Among the records below, find each line that includes the string "title" and copy it.

[Figure record extracts]
start

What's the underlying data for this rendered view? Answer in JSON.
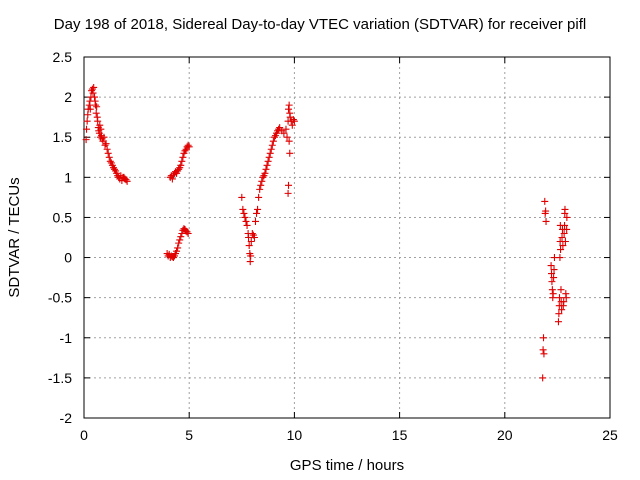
{
  "chart_data": {
    "type": "scatter",
    "title": "Day 198 of 2018, Sidereal Day-to-day VTEC variation (SDTVAR) for receiver pifl",
    "xlabel": "GPS time / hours",
    "ylabel": "SDTVAR / TECUs",
    "xlim": [
      0,
      25
    ],
    "ylim": [
      -2,
      2.5
    ],
    "x_ticks": [
      0,
      5,
      10,
      15,
      20,
      25
    ],
    "x_tick_labels": [
      "0",
      "5",
      "10",
      "15",
      "20",
      "25"
    ],
    "y_ticks": [
      -2,
      -1.5,
      -1,
      -0.5,
      0,
      0.5,
      1,
      1.5,
      2,
      2.5
    ],
    "y_tick_labels": [
      "-2",
      "-1.5",
      "-1",
      "-0.5",
      "0",
      "0.5",
      "1",
      "1.5",
      "2",
      "2.5"
    ],
    "grid": true,
    "marker": "+",
    "marker_color": "#e00000",
    "series": [
      {
        "points": [
          [
            0.1,
            1.47
          ],
          [
            0.12,
            1.6
          ],
          [
            0.15,
            1.7
          ],
          [
            0.18,
            1.78
          ],
          [
            0.2,
            1.85
          ],
          [
            0.25,
            1.9
          ],
          [
            0.28,
            1.95
          ],
          [
            0.3,
            1.85
          ],
          [
            0.33,
            2.0
          ],
          [
            0.36,
            2.08
          ],
          [
            0.4,
            2.1
          ],
          [
            0.43,
            2.05
          ],
          [
            0.46,
            2.12
          ],
          [
            0.5,
            2.0
          ],
          [
            0.53,
            1.95
          ],
          [
            0.55,
            1.9
          ],
          [
            0.58,
            1.8
          ],
          [
            0.6,
            1.88
          ],
          [
            0.63,
            1.75
          ],
          [
            0.65,
            1.7
          ],
          [
            0.68,
            1.62
          ],
          [
            0.7,
            1.58
          ],
          [
            0.73,
            1.55
          ],
          [
            0.75,
            1.65
          ],
          [
            0.78,
            1.5
          ],
          [
            0.8,
            1.6
          ],
          [
            0.83,
            1.52
          ],
          [
            0.86,
            1.48
          ],
          [
            0.9,
            1.45
          ],
          [
            0.95,
            1.5
          ],
          [
            1.0,
            1.4
          ],
          [
            1.05,
            1.42
          ],
          [
            1.1,
            1.35
          ],
          [
            1.15,
            1.3
          ],
          [
            1.2,
            1.25
          ],
          [
            1.25,
            1.2
          ],
          [
            1.3,
            1.18
          ],
          [
            1.35,
            1.15
          ],
          [
            1.4,
            1.12
          ],
          [
            1.45,
            1.1
          ],
          [
            1.5,
            1.08
          ],
          [
            1.55,
            1.05
          ],
          [
            1.6,
            1.02
          ],
          [
            1.65,
            1.0
          ],
          [
            1.7,
            0.98
          ],
          [
            1.75,
            1.02
          ],
          [
            1.8,
            0.96
          ],
          [
            1.85,
            1.0
          ],
          [
            1.9,
            1.0
          ],
          [
            1.95,
            0.98
          ],
          [
            2.0,
            0.97
          ],
          [
            2.05,
            0.95
          ],
          [
            3.95,
            0.05
          ],
          [
            4.0,
            0.02
          ],
          [
            4.05,
            0.04
          ],
          [
            4.1,
            0.0
          ],
          [
            4.15,
            0.02
          ],
          [
            4.2,
            0.01
          ],
          [
            4.25,
            0.0
          ],
          [
            4.3,
            0.02
          ],
          [
            4.35,
            0.05
          ],
          [
            4.4,
            0.08
          ],
          [
            4.45,
            0.12
          ],
          [
            4.5,
            0.18
          ],
          [
            4.55,
            0.22
          ],
          [
            4.6,
            0.26
          ],
          [
            4.65,
            0.3
          ],
          [
            4.7,
            0.34
          ],
          [
            4.75,
            0.36
          ],
          [
            4.8,
            0.35
          ],
          [
            4.85,
            0.33
          ],
          [
            4.9,
            0.32
          ],
          [
            4.95,
            0.3
          ],
          [
            4.1,
            1.0
          ],
          [
            4.15,
            1.02
          ],
          [
            4.2,
            0.98
          ],
          [
            4.25,
            1.03
          ],
          [
            4.3,
            1.05
          ],
          [
            4.35,
            1.07
          ],
          [
            4.4,
            1.05
          ],
          [
            4.45,
            1.08
          ],
          [
            4.5,
            1.1
          ],
          [
            4.55,
            1.12
          ],
          [
            4.6,
            1.15
          ],
          [
            4.65,
            1.2
          ],
          [
            4.7,
            1.25
          ],
          [
            4.75,
            1.3
          ],
          [
            4.8,
            1.33
          ],
          [
            4.85,
            1.35
          ],
          [
            4.9,
            1.38
          ],
          [
            4.95,
            1.4
          ],
          [
            5.0,
            1.38
          ],
          [
            7.5,
            0.75
          ],
          [
            7.55,
            0.6
          ],
          [
            7.6,
            0.55
          ],
          [
            7.65,
            0.5
          ],
          [
            7.7,
            0.45
          ],
          [
            7.75,
            0.4
          ],
          [
            7.8,
            0.3
          ],
          [
            7.82,
            0.25
          ],
          [
            7.85,
            0.15
          ],
          [
            7.88,
            0.05
          ],
          [
            7.9,
            -0.05
          ],
          [
            7.92,
            0.02
          ],
          [
            7.95,
            0.2
          ],
          [
            8.0,
            0.3
          ],
          [
            8.05,
            0.28
          ],
          [
            8.1,
            0.25
          ],
          [
            8.15,
            0.45
          ],
          [
            8.2,
            0.55
          ],
          [
            8.25,
            0.6
          ],
          [
            8.3,
            0.75
          ],
          [
            8.35,
            0.85
          ],
          [
            8.4,
            0.9
          ],
          [
            8.45,
            0.95
          ],
          [
            8.5,
            1.0
          ],
          [
            8.55,
            1.02
          ],
          [
            8.6,
            1.05
          ],
          [
            8.65,
            1.1
          ],
          [
            8.7,
            1.15
          ],
          [
            8.75,
            1.2
          ],
          [
            8.8,
            1.25
          ],
          [
            8.85,
            1.3
          ],
          [
            8.9,
            1.35
          ],
          [
            8.95,
            1.4
          ],
          [
            9.0,
            1.45
          ],
          [
            9.05,
            1.5
          ],
          [
            9.1,
            1.52
          ],
          [
            9.15,
            1.55
          ],
          [
            9.2,
            1.58
          ],
          [
            9.25,
            1.6
          ],
          [
            9.3,
            1.62
          ],
          [
            9.4,
            1.58
          ],
          [
            9.5,
            1.55
          ],
          [
            9.6,
            1.6
          ],
          [
            9.65,
            1.5
          ],
          [
            9.7,
            1.7
          ],
          [
            9.72,
            1.85
          ],
          [
            9.75,
            1.9
          ],
          [
            9.78,
            1.8
          ],
          [
            9.8,
            1.75
          ],
          [
            9.85,
            1.7
          ],
          [
            9.9,
            1.65
          ],
          [
            9.95,
            1.72
          ],
          [
            10.0,
            1.7
          ],
          [
            9.7,
            0.8
          ],
          [
            9.72,
            0.9
          ],
          [
            9.75,
            1.45
          ],
          [
            9.78,
            1.3
          ],
          [
            21.8,
            -1.5
          ],
          [
            21.82,
            -1.15
          ],
          [
            21.84,
            -1.0
          ],
          [
            21.86,
            -1.2
          ],
          [
            21.9,
            0.7
          ],
          [
            21.92,
            0.55
          ],
          [
            21.94,
            0.58
          ],
          [
            21.96,
            0.45
          ],
          [
            22.2,
            -0.1
          ],
          [
            22.22,
            -0.2
          ],
          [
            22.24,
            -0.3
          ],
          [
            22.26,
            -0.4
          ],
          [
            22.28,
            -0.5
          ],
          [
            22.3,
            -0.45
          ],
          [
            22.32,
            -0.25
          ],
          [
            22.34,
            -0.15
          ],
          [
            22.36,
            0.0
          ],
          [
            22.55,
            -0.8
          ],
          [
            22.57,
            -0.7
          ],
          [
            22.59,
            -0.6
          ],
          [
            22.6,
            -0.5
          ],
          [
            22.62,
            0.0
          ],
          [
            22.63,
            0.2
          ],
          [
            22.64,
            0.4
          ],
          [
            22.65,
            0.1
          ],
          [
            22.67,
            -0.4
          ],
          [
            22.68,
            -0.55
          ],
          [
            22.7,
            -0.65
          ],
          [
            22.72,
            0.25
          ],
          [
            22.74,
            0.35
          ],
          [
            22.76,
            0.15
          ],
          [
            22.78,
            -0.6
          ],
          [
            22.8,
            -0.55
          ],
          [
            22.82,
            0.3
          ],
          [
            22.84,
            0.4
          ],
          [
            22.85,
            0.55
          ],
          [
            22.86,
            0.6
          ],
          [
            22.88,
            0.2
          ],
          [
            22.9,
            -0.45
          ],
          [
            22.92,
            -0.5
          ],
          [
            22.94,
            0.35
          ],
          [
            22.95,
            0.5
          ]
        ]
      }
    ]
  }
}
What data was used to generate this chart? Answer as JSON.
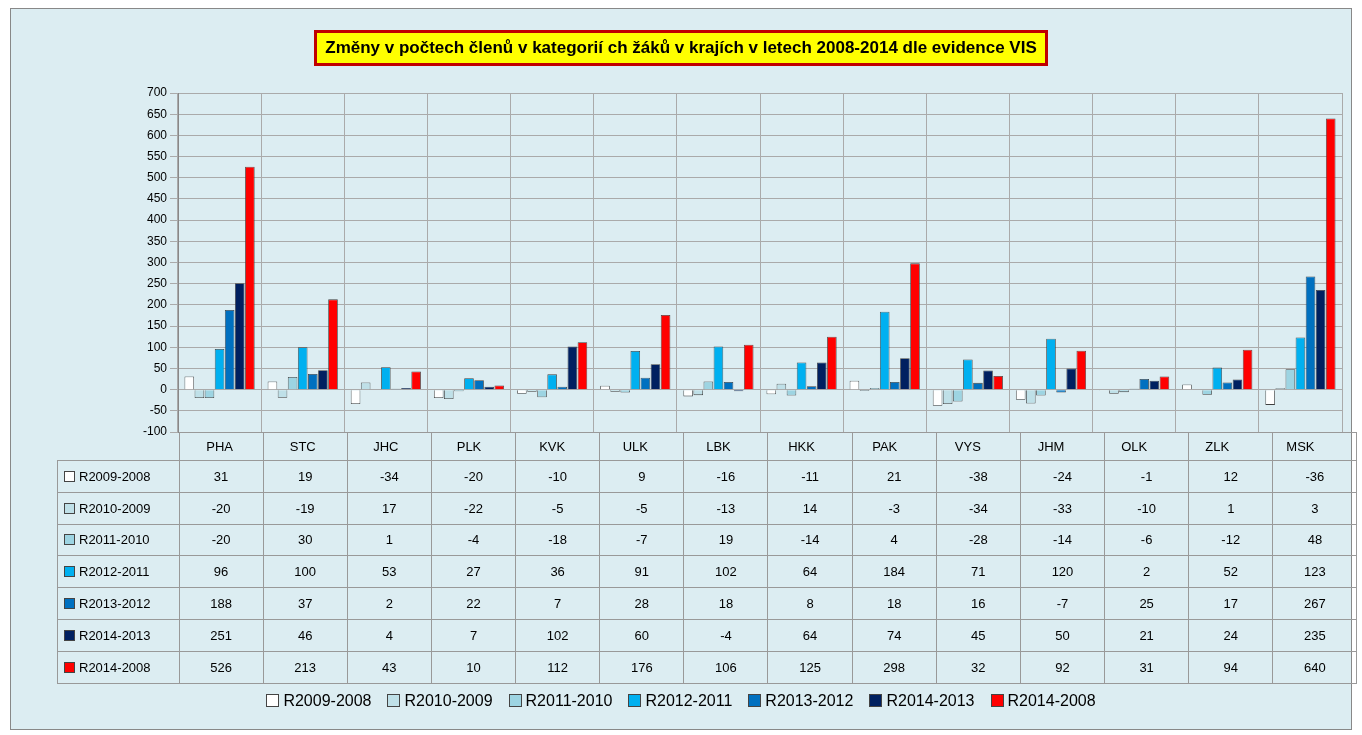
{
  "chart_data": {
    "type": "bar",
    "title": "Změny v počtech členů v kategorií ch  žáků v krajích v letech 2008-2014 dle evidence VIS",
    "categories": [
      "PHA",
      "STC",
      "JHC",
      "PLK",
      "KVK",
      "ULK",
      "LBK",
      "HKK",
      "PAK",
      "VYS",
      "JHM",
      "OLK",
      "ZLK",
      "MSK"
    ],
    "series": [
      {
        "name": "R2009-2008",
        "color": "#ffffff",
        "values": [
          31,
          19,
          -34,
          -20,
          -10,
          9,
          -16,
          -11,
          21,
          -38,
          -24,
          -1,
          12,
          -36
        ]
      },
      {
        "name": "R2010-2009",
        "color": "#bfe0e8",
        "values": [
          -20,
          -19,
          17,
          -22,
          -5,
          -5,
          -13,
          14,
          -3,
          -34,
          -33,
          -10,
          1,
          3
        ]
      },
      {
        "name": "R2011-2010",
        "color": "#9dd4e2",
        "values": [
          -20,
          30,
          1,
          -4,
          -18,
          -7,
          19,
          -14,
          4,
          -28,
          -14,
          -6,
          -12,
          48
        ]
      },
      {
        "name": "R2012-2011",
        "color": "#00b0f0",
        "values": [
          96,
          100,
          53,
          27,
          36,
          91,
          102,
          64,
          184,
          71,
          120,
          2,
          52,
          123
        ]
      },
      {
        "name": "R2013-2012",
        "color": "#0070c0",
        "values": [
          188,
          37,
          2,
          22,
          7,
          28,
          18,
          8,
          18,
          16,
          -7,
          25,
          17,
          267
        ]
      },
      {
        "name": "R2014-2013",
        "color": "#002060",
        "values": [
          251,
          46,
          4,
          7,
          102,
          60,
          -4,
          64,
          74,
          45,
          50,
          21,
          24,
          235
        ]
      },
      {
        "name": "R2014-2008",
        "color": "#ff0000",
        "values": [
          526,
          213,
          43,
          10,
          112,
          176,
          106,
          125,
          298,
          32,
          92,
          31,
          94,
          640
        ]
      }
    ],
    "ylim": [
      -100,
      700
    ],
    "yticks": [
      -100,
      -50,
      0,
      50,
      100,
      150,
      200,
      250,
      300,
      350,
      400,
      450,
      500,
      550,
      600,
      650,
      700
    ],
    "grid": true,
    "legend": "bottom",
    "data_labels": true
  }
}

end

Response:
    "title": "Day 198 of 2018, Sidereal Day-to-day VTEC variation (SDTVAR) for receiver pifl",
    "title": "Změny v počtech členů v kategorií ch  žáků v krajích v letech 2008-2014 dle evidence VIS",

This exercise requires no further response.